#### [Task to complete]
Each line holding the word "Market" counts once; give the total and nothing more.

[Figure collection entries]

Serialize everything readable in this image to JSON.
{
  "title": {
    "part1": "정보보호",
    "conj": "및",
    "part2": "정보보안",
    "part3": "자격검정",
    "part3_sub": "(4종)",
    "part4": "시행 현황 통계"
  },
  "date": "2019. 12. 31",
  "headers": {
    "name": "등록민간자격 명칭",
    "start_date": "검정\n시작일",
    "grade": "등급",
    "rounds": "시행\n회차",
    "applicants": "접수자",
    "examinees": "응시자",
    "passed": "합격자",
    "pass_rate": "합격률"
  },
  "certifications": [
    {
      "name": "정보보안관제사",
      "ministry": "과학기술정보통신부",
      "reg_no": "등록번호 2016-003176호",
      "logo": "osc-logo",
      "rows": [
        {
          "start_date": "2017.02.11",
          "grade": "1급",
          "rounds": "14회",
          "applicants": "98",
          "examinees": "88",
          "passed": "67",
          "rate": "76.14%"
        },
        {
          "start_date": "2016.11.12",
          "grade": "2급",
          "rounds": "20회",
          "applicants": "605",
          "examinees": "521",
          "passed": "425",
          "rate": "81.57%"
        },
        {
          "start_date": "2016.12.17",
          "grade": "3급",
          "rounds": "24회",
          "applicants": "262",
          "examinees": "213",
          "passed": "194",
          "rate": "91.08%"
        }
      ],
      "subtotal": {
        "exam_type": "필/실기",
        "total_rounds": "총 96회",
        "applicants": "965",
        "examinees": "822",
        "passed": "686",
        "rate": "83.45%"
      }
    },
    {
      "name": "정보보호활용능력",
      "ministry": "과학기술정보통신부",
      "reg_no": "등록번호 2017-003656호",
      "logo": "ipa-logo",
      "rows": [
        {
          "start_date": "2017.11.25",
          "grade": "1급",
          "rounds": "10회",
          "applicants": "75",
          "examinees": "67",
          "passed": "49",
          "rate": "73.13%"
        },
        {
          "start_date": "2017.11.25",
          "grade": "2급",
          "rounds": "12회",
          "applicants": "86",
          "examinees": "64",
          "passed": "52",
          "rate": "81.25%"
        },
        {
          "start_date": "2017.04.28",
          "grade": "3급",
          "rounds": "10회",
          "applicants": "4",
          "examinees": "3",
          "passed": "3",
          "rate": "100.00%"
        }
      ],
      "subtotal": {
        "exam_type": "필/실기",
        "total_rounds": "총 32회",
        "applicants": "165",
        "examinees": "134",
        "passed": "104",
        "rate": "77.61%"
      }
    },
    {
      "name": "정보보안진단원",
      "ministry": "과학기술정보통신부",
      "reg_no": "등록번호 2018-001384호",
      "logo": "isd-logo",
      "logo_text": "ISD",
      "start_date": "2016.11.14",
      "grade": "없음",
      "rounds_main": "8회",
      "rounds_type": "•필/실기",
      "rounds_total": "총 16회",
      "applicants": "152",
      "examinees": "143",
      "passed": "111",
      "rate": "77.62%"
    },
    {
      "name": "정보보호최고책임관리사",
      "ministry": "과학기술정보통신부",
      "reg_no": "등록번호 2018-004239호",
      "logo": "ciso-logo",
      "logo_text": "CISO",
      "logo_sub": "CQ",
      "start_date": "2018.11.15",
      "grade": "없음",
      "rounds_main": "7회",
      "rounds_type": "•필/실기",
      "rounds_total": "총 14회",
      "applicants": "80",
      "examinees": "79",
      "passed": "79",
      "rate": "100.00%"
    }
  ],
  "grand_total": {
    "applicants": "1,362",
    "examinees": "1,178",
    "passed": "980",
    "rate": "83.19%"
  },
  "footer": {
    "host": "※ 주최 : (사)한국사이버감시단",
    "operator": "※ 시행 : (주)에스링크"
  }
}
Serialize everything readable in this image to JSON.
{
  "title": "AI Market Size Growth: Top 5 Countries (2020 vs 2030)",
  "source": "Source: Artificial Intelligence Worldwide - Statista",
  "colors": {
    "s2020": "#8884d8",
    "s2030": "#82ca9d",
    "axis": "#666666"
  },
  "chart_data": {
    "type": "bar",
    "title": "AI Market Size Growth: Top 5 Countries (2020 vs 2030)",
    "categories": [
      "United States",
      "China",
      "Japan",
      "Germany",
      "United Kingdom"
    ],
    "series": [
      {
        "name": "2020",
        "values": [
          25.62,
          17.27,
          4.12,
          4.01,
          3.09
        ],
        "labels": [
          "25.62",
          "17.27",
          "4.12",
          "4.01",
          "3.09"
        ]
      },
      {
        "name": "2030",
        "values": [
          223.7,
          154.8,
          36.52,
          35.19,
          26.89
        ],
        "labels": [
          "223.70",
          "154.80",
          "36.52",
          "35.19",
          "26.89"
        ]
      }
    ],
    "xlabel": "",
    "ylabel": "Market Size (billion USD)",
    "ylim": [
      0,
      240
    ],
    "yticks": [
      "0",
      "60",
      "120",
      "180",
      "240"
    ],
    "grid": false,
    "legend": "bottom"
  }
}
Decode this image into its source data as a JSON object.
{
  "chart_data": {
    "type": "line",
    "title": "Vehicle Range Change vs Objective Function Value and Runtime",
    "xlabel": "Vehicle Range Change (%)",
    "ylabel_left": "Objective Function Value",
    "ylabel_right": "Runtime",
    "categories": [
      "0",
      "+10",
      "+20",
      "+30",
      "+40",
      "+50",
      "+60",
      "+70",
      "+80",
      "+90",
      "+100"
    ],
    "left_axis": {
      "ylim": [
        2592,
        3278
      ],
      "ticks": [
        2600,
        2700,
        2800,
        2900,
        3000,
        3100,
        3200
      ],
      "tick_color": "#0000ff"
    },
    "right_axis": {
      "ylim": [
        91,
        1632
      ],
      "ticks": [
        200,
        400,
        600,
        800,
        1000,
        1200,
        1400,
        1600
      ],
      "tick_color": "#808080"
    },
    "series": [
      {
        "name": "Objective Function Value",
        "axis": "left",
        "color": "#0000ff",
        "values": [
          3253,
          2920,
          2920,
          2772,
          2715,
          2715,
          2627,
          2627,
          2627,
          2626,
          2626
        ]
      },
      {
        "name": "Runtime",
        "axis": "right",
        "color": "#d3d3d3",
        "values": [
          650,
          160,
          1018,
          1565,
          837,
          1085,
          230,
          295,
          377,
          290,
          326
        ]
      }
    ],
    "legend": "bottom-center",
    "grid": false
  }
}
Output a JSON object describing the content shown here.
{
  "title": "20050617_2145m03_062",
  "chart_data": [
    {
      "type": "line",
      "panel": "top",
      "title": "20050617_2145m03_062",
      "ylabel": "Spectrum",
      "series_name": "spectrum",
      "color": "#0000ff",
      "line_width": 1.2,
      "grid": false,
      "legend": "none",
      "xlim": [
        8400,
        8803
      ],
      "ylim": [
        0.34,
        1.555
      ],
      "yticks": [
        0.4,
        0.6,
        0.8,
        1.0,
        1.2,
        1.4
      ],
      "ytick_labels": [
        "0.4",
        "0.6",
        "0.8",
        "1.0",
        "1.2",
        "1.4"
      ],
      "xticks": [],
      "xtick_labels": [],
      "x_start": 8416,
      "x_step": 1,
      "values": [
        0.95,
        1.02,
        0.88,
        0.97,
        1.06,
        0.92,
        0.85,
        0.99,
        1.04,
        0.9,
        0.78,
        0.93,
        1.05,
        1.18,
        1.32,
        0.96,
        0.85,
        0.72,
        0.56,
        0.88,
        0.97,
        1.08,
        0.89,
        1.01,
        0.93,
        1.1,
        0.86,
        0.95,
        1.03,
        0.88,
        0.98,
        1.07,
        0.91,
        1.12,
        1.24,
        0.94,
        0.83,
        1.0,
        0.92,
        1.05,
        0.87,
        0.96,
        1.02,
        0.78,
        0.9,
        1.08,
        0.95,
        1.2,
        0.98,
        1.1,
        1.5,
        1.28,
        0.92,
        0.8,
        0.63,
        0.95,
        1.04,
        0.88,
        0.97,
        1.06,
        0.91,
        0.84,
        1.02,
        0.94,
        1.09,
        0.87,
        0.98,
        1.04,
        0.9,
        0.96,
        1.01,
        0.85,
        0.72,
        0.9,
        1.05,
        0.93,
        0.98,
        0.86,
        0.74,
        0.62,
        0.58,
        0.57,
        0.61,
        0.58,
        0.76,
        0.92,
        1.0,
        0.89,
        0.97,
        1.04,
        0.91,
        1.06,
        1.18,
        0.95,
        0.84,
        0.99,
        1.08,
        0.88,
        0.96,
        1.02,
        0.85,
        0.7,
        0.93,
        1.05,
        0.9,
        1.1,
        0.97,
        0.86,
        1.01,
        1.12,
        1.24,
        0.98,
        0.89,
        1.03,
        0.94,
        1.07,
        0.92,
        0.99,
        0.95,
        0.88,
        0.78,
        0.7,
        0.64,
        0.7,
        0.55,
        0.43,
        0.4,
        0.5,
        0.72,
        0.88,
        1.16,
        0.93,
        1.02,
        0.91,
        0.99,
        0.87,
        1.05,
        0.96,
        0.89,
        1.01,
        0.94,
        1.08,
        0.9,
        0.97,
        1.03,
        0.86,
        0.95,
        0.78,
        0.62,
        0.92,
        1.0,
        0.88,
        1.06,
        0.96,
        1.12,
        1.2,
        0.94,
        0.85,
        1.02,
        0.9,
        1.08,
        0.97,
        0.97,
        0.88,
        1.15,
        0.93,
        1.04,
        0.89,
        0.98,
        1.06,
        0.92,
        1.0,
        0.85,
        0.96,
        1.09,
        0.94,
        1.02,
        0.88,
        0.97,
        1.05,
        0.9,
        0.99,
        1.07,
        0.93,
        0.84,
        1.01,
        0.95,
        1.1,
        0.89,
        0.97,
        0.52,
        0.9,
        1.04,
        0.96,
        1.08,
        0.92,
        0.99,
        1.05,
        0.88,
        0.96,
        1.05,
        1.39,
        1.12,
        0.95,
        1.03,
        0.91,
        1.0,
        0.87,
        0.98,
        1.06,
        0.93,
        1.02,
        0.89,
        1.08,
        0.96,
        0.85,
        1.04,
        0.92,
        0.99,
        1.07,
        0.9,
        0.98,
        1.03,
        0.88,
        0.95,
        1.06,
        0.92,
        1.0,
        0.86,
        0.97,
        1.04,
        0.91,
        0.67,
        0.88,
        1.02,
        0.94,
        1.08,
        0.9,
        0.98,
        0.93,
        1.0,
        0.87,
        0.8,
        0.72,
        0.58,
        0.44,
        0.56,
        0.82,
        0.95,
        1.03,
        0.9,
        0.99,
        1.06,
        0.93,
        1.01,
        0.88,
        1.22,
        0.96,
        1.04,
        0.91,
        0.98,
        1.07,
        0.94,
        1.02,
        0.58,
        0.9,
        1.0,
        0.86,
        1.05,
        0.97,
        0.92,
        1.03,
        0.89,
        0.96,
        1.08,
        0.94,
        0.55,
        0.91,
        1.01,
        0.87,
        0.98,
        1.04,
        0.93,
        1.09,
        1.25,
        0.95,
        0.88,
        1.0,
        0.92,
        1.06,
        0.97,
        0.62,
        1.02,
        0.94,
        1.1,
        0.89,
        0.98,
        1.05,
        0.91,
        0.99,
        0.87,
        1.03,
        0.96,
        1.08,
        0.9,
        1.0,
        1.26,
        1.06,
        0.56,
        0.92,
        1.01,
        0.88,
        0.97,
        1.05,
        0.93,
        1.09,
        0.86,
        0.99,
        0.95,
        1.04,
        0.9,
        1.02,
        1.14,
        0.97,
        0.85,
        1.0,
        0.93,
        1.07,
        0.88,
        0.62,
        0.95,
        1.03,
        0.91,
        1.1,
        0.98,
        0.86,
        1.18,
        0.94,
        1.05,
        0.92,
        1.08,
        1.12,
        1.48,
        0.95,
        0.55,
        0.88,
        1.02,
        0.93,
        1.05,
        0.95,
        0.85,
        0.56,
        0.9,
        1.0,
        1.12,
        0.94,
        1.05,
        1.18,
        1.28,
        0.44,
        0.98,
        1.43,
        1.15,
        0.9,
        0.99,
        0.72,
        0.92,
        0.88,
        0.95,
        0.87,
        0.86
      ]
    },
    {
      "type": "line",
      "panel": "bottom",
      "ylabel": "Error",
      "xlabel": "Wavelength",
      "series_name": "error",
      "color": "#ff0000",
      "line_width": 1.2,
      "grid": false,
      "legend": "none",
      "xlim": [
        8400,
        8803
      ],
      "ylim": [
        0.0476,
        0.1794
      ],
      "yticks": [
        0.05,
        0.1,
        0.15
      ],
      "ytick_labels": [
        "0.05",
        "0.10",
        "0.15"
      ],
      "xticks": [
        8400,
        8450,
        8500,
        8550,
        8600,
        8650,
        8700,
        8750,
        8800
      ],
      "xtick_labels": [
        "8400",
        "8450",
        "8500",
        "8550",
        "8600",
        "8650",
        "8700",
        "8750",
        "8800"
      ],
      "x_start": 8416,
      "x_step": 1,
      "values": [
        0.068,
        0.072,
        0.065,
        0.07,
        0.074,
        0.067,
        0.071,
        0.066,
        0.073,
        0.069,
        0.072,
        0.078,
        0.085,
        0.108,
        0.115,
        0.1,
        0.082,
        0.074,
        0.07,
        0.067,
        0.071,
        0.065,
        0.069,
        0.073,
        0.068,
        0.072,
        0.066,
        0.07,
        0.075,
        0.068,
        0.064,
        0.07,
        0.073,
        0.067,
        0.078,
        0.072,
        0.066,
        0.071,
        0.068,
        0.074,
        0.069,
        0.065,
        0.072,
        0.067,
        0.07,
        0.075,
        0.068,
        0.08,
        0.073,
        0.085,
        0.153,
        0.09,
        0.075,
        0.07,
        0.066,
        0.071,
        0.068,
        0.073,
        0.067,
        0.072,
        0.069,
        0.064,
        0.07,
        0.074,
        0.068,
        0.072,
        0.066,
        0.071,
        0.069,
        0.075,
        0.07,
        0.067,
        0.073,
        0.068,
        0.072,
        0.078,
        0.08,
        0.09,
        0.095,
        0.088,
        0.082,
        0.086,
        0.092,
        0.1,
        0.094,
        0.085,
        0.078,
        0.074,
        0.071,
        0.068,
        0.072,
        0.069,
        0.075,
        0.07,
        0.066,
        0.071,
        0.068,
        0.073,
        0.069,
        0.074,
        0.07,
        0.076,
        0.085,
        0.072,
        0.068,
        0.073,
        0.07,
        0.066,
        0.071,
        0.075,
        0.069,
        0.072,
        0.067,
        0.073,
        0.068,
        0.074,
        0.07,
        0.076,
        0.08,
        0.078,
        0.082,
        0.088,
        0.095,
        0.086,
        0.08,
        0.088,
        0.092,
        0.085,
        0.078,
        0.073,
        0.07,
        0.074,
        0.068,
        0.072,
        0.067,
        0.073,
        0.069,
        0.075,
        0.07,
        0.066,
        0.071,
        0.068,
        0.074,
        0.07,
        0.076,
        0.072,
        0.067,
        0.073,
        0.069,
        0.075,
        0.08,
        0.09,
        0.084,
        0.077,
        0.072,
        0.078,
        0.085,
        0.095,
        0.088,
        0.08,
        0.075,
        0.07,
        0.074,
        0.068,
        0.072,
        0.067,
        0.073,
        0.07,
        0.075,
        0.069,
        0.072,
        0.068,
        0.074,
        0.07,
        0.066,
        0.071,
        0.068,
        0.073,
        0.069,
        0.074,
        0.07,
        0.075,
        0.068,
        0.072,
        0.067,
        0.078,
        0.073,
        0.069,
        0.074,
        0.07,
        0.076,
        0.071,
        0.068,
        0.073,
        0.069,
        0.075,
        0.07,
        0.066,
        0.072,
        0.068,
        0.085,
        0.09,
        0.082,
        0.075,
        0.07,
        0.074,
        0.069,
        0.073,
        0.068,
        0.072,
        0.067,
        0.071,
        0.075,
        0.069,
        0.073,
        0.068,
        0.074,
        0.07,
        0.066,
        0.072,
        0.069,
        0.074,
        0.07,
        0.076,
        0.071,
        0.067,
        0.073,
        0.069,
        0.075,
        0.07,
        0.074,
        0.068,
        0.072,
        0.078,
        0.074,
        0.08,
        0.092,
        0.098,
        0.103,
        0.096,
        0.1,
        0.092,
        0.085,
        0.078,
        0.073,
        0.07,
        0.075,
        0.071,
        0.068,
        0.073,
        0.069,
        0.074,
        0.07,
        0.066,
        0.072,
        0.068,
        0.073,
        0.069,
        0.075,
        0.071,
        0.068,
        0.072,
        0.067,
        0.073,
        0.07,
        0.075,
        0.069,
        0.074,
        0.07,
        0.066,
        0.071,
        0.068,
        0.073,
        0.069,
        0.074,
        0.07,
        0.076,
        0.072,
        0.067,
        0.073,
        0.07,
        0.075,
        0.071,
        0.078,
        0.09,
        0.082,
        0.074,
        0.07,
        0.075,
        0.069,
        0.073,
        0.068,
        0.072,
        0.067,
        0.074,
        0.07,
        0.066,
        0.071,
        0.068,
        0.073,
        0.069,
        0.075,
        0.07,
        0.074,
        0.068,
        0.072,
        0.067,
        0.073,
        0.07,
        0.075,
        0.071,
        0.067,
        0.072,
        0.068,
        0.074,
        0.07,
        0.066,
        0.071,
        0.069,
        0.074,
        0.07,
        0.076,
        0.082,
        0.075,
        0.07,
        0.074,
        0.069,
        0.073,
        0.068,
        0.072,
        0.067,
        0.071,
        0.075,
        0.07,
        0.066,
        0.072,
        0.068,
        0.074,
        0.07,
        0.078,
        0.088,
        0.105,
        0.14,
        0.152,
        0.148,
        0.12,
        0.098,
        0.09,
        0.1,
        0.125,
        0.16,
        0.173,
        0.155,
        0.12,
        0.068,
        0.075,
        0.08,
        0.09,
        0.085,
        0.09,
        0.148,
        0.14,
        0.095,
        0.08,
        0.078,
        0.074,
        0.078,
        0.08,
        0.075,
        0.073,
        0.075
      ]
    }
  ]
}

#### [The reply]
3